Material for this exercise -

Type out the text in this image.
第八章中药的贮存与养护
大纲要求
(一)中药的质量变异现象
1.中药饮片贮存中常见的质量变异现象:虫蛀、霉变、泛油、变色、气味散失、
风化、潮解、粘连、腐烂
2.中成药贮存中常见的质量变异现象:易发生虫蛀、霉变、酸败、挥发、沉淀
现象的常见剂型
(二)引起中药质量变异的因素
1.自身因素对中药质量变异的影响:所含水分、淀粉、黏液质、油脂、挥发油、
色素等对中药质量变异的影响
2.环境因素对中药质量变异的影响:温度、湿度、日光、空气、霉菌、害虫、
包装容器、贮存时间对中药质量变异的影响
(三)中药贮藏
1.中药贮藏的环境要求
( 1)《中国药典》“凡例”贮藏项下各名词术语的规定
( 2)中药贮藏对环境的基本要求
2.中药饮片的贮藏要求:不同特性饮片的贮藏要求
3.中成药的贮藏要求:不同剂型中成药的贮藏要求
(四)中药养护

Exercise task -
Retype the material above, line by line, exactly.

Result -
Type out the text in this image.
第八章中药的贮存与养护
大纲要求
(一)中药的质量变异现象
1.中药饮片贮存中常见的质量变异现象:虫蛀、霉变、泛油、变色、气味散失、
风化、潮解、粘连、腐烂
2.中成药贮存中常见的质量变异现象:易发生虫蛀、霉变、酸败、挥发、沉淀
现象的常见剂型
(二)引起中药质量变异的因素
1.自身因素对中药质量变异的影响:所含水分、淀粉、黏液质、油脂、挥发油、
色素等对中药质量变异的影响
2.环境因素对中药质量变异的影响:温度、湿度、日光、空气、霉菌、害虫、
包装容器、贮存时间对中药质量变异的影响
(三)中药贮藏
1.中药贮藏的环境要求
( 1)《中国药典》“凡例”贮藏项下各名词术语的规定
( 2)中药贮藏对环境的基本要求
2.中药饮片的贮藏要求:不同特性饮片的贮藏要求
3.中成药的贮藏要求:不同剂型中成药的贮藏要求
(四)中药养护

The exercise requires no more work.